EXTRACT
This is my router. It runs as a router on a stick, using VLAN tagging and my switch for routing traffic between WAN and LAN VLANs. In an ideal world, this wouldn't be a Pi 4, and would maybe have a switch built in. For my home network though, it seems to work okay and as I've not got huge amounts of throughput, and I'm not running anything like DPI or an IDS, the CPU is more than capable of handling the traffic.

On the hardware side of things, it simply connects to sw0 on a trunk port, and assigns devices to VLANs. I've installed the Pi 4 fan, as it's in the Pi 4 case, but there doesn't seem to be a need for it, as with current usage, it barely touches the CPU at all.

VLANs

Description VLAN ID Address Range DNS Assignments
Upstream Network 10 192.168.0.0/24 Manual .home.chza.me
LAN 20 192.168.1.0/24 .home.chza.me
IoT 30 192.168.30.0/24 .iot.chza.me
Guest 40 192.168.40.0/24 .guest.chza.me
CCTV (Unused) 50 192.168.50.0/24 .cctv.chza.me

DNS

DNS is currently managed by OpenWRT, and is not yet shipped out to PiHole. For this to happen, I'd want to have some sort of cluster running 2 different instances of PiHole redundantly so that if and when it breaks (as it has done previously), DNS queries can still go through.

Collected data entries
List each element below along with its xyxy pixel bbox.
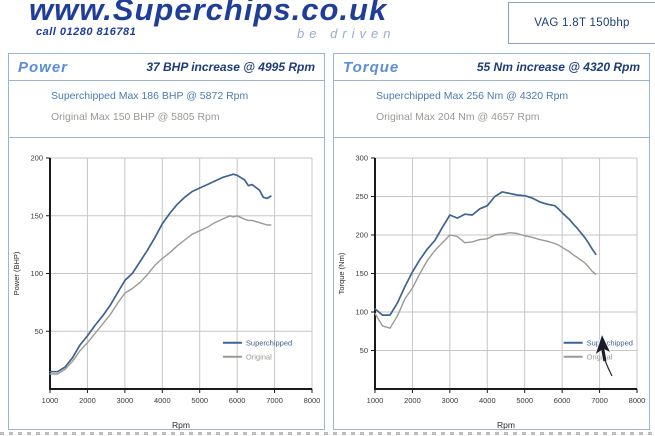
grid-lines: [375, 157, 638, 389]
svg-text:150: 150: [355, 269, 368, 278]
x-axis-label: Rpm: [172, 420, 190, 430]
power-stat-superchipped: Superchipped Max 186 BHP @ 5872 Rpm: [51, 90, 249, 102]
series-superchipped-line: [49, 173, 272, 373]
svg-text:6000: 6000: [229, 396, 246, 405]
torque-stat-original: Original Max 204 Nm @ 4657 Rpm: [376, 111, 540, 123]
power-increase-text: 37 BHP increase @ 4995 Rpm: [146, 60, 315, 74]
svg-text:7000: 7000: [266, 396, 283, 405]
svg-text:50: 50: [35, 327, 43, 336]
x-axis-label: Rpm: [497, 420, 515, 430]
power-stat-original: Original Max 150 BHP @ 5805 Rpm: [51, 111, 220, 123]
superchips-logo: www.Superchips.co.uk: [29, 0, 388, 27]
svg-text:5000: 5000: [191, 396, 208, 405]
vehicle-box: VAG 1.8T 150bhp: [508, 2, 655, 44]
be-driven-tagline: be driven: [297, 26, 396, 41]
mouse-cursor-icon: [594, 334, 613, 377]
torque-panel: Torque 55 Nm increase @ 4320 Rpm Superch…: [333, 53, 650, 430]
axes: 1000 2000 3000 4000 5000 6000 7000 8000 50 100 150…: [355, 154, 645, 406]
y-axis-label: Torque (Nm): [337, 252, 346, 294]
power-panel-header: Power 37 BHP increase @ 4995 Rpm: [9, 54, 324, 81]
phone-number: call 01280 816781: [36, 26, 137, 38]
series-superchipped-line: [374, 191, 597, 316]
legend-label-original: Original: [246, 352, 272, 361]
svg-text:4000: 4000: [479, 396, 496, 405]
page-bottom-dotted-strip: [0, 432, 655, 435]
power-stats: Superchipped Max 186 BHP @ 5872 Rpm Orig…: [9, 81, 324, 138]
power-chart-svg: 1000 2000 3000 4000 5000 6000 7000 8000 50 100 150…: [12, 154, 320, 431]
svg-text:250: 250: [355, 192, 368, 201]
legend-label-superchipped: Superchipped: [587, 338, 633, 347]
torque-panel-header: Torque 55 Nm increase @ 4320 Rpm: [334, 54, 649, 81]
torque-stats: Superchipped Max 256 Nm @ 4320 Rpm Origi…: [334, 81, 649, 138]
legend-label-original: Original: [587, 352, 613, 361]
legend: Superchipped Original: [222, 338, 292, 361]
legend: Superchipped Original: [563, 338, 633, 361]
svg-text:4000: 4000: [154, 396, 171, 405]
svg-text:1000: 1000: [42, 396, 59, 405]
y-axis-label: Power (BHP): [12, 251, 21, 295]
torque-stat-superchipped: Superchipped Max 256 Nm @ 4320 Rpm: [376, 90, 569, 102]
svg-text:1000: 1000: [367, 396, 384, 405]
svg-text:7000: 7000: [591, 396, 608, 405]
svg-text:100: 100: [355, 308, 368, 317]
svg-text:200: 200: [355, 231, 368, 240]
series-original-line: [374, 231, 597, 329]
legend-label-superchipped: Superchipped: [246, 338, 292, 347]
svg-text:8000: 8000: [304, 396, 321, 405]
grid-lines: [50, 157, 313, 389]
torque-increase-text: 55 Nm increase @ 4320 Rpm: [476, 60, 640, 74]
svg-text:200: 200: [30, 154, 43, 163]
power-panel: Power 37 BHP increase @ 4995 Rpm Superch…: [8, 53, 325, 430]
svg-text:2000: 2000: [79, 396, 96, 405]
svg-text:50: 50: [360, 346, 368, 355]
series-original-line: [49, 215, 272, 375]
torque-chart: 1000 2000 3000 4000 5000 6000 7000 8000 50 100 150…: [334, 138, 649, 436]
power-chart: 1000 2000 3000 4000 5000 6000 7000 8000 50 100 150…: [9, 138, 324, 436]
svg-text:150: 150: [30, 211, 43, 220]
svg-text:2000: 2000: [404, 396, 421, 405]
svg-text:300: 300: [355, 154, 368, 163]
vehicle-label: VAG 1.8T 150bhp: [534, 17, 630, 29]
svg-text:3000: 3000: [442, 396, 459, 405]
torque-chart-svg: 1000 2000 3000 4000 5000 6000 7000 8000 50 100 150…: [337, 154, 645, 431]
power-title: Power: [18, 58, 69, 76]
torque-title: Torque: [343, 58, 400, 76]
axes: 1000 2000 3000 4000 5000 6000 7000 8000 50 100 150…: [30, 154, 320, 406]
svg-text:100: 100: [30, 269, 43, 278]
svg-text:5000: 5000: [516, 396, 533, 405]
svg-text:8000: 8000: [629, 396, 646, 405]
svg-text:6000: 6000: [554, 396, 571, 405]
svg-text:3000: 3000: [117, 396, 134, 405]
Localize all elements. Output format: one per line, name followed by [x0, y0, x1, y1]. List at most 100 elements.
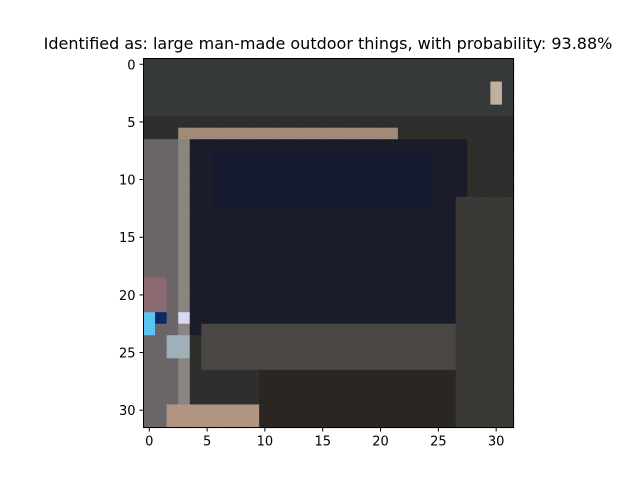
heatmap-cell: [316, 312, 330, 325]
heatmap-cell: [421, 81, 434, 94]
heatmap-cell: [374, 139, 387, 152]
heatmap-cell: [270, 162, 283, 175]
heatmap-cell: [363, 254, 376, 267]
heatmap-cell: [270, 116, 283, 129]
heatmap-cell: [351, 93, 364, 106]
heatmap-cell: [143, 277, 156, 290]
heatmap-cell: [328, 196, 341, 210]
heatmap-cell: [432, 185, 445, 198]
heatmap-cell: [305, 243, 318, 256]
heatmap-cell: [189, 300, 202, 313]
heatmap-cell: [363, 93, 376, 106]
heatmap-cell: [282, 300, 295, 313]
heatmap-cell: [166, 404, 179, 417]
heatmap-cell: [340, 266, 353, 279]
heatmap-cell: [340, 277, 353, 290]
heatmap-cell: [189, 335, 202, 348]
heatmap-cell: [212, 254, 226, 267]
heatmap-cell: [409, 346, 422, 359]
heatmap-cell: [363, 208, 376, 221]
heatmap-cell: [259, 104, 272, 117]
heatmap-cell: [328, 173, 341, 186]
heatmap-cell: [490, 208, 503, 221]
heatmap-cell: [374, 231, 387, 244]
heatmap-cell: [178, 346, 191, 359]
heatmap-cell: [374, 254, 387, 267]
heatmap-cell: [444, 289, 457, 302]
heatmap-cell: [178, 335, 191, 348]
heatmap-cell: [374, 392, 387, 406]
heatmap-cell: [455, 70, 468, 83]
heatmap-cell: [409, 312, 422, 325]
heatmap-cell: [386, 254, 399, 267]
heatmap-cell: [478, 358, 491, 371]
heatmap-cell: [467, 196, 480, 210]
heatmap-cell: [501, 58, 515, 71]
heatmap-cell: [201, 323, 214, 336]
heatmap-cell: [155, 196, 168, 210]
heatmap-cell: [351, 358, 364, 371]
heatmap-cell: [432, 173, 445, 186]
heatmap-cell: [259, 358, 272, 371]
heatmap-cell: [282, 58, 295, 71]
heatmap-cell: [143, 196, 156, 210]
heatmap-cell: [201, 70, 214, 83]
heatmap-cell: [340, 231, 353, 244]
x-tick-label: 20: [372, 435, 389, 450]
heatmap-cell: [478, 404, 491, 417]
heatmap-cell: [201, 93, 214, 106]
heatmap-cell: [340, 81, 353, 94]
heatmap-cell: [293, 415, 306, 429]
heatmap-cell: [247, 358, 260, 371]
heatmap-cell: [305, 346, 318, 359]
heatmap-cell: [490, 150, 503, 163]
heatmap-cell: [201, 150, 214, 163]
heatmap-cell: [293, 81, 306, 94]
heatmap-cell: [293, 116, 306, 129]
heatmap-cell: [374, 404, 387, 417]
heatmap-cell: [386, 243, 399, 256]
x-tick-label: 10: [257, 435, 274, 450]
heatmap-cell: [270, 346, 283, 359]
heatmap-cell: [270, 266, 283, 279]
heatmap-cell: [282, 266, 295, 279]
heatmap-cell: [351, 150, 364, 163]
heatmap-cell: [316, 266, 330, 279]
heatmap-cell: [328, 127, 341, 140]
heatmap-cell: [432, 335, 445, 348]
heatmap-cell: [143, 58, 156, 71]
heatmap-cell: [432, 104, 445, 117]
heatmap-cell: [432, 243, 445, 256]
heatmap-cell: [293, 93, 306, 106]
heatmap-cell: [143, 300, 156, 313]
heatmap-cell: [155, 93, 168, 106]
heatmap-cell: [490, 358, 503, 371]
heatmap-cell: [397, 404, 411, 417]
heatmap-cell: [224, 346, 237, 359]
heatmap-cell: [143, 415, 156, 429]
heatmap-cell: [478, 81, 491, 94]
heatmap-cell: [432, 415, 445, 429]
x-tick-label: 25: [430, 435, 447, 450]
heatmap-cell: [467, 231, 480, 244]
heatmap-cell: [201, 208, 214, 221]
heatmap-cell: [478, 173, 491, 186]
heatmap-cell: [409, 116, 422, 129]
heatmap-cell: [143, 358, 156, 371]
heatmap-cell: [201, 392, 214, 406]
heatmap-cell: [143, 231, 156, 244]
heatmap-cell: [143, 254, 156, 267]
heatmap-cell: [490, 70, 503, 83]
heatmap-cell: [374, 127, 387, 140]
heatmap-cell: [259, 150, 272, 163]
heatmap-cell: [478, 266, 491, 279]
heatmap-cell: [455, 139, 468, 152]
heatmap-cell: [397, 58, 411, 71]
heatmap-cell: [386, 346, 399, 359]
heatmap-cell: [259, 346, 272, 359]
heatmap-cell: [212, 219, 226, 233]
heatmap-cell: [478, 219, 491, 233]
heatmap-cell: [305, 116, 318, 129]
y-tick-label: 15: [119, 231, 136, 246]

TASK DETAILS
Carry on the write-up of the Raspberry Pi 4 home router from the point where it stops.

ANSWER FOR THIS EXERCISE
WAN Failover

graph LR
A(WAN: Virgin Media) ==> D(LAN: Router);
B(WANB: USB Tether) -.-> D;
C(WANC: Bluetooth PAN) -.-> D;

D --> E(Wired Devices);
D --> F(Wireless Devices);

There was a time when Virgin Media was having constant problems, causing the internet to continually drop. As there are so many smart devices on the network, and my computer can't tether wirelessly to my hotspot, I opted to install WAN failover using multiwan3.

If it can't reach the internet on WAN, then it attempts to failover to wanc unless wanb is present. It then queues a Pushover notification to tell me to plug my phone into a USB on the Pi. Once WAN comes back up, then it notifies me that I am free to remove my phone.

I'm not completely happy with this system as is, as currently the Bluetooth tethering is very temperamental and there's no way to let me know the internet is down by sending me a notification when it dies. I can maybe fix this using Home Assistant's notifications, but I've not looked into this properly.

The ideal here is to have a 4G dongle sat near my window with an unlimited data plan on it, then either balance or failover to that when the main internet goes down. I can get these on a business plan through Three for a couple of quid a month, so definitely something to explore.

Network Booting

This is a prerequisite to running clustered computing on the Pis. As I have many old Raspberry Pis lying around, and not many Micro SD cards, I would prefer to network boot the Pis wherever possible, to save on storage overheads. I'm currently booting from an old 64GB SSD out of a Macbook Air, which is plenty fast, but a single point of failure. Backing up this SSD or at least running RAID is a future project.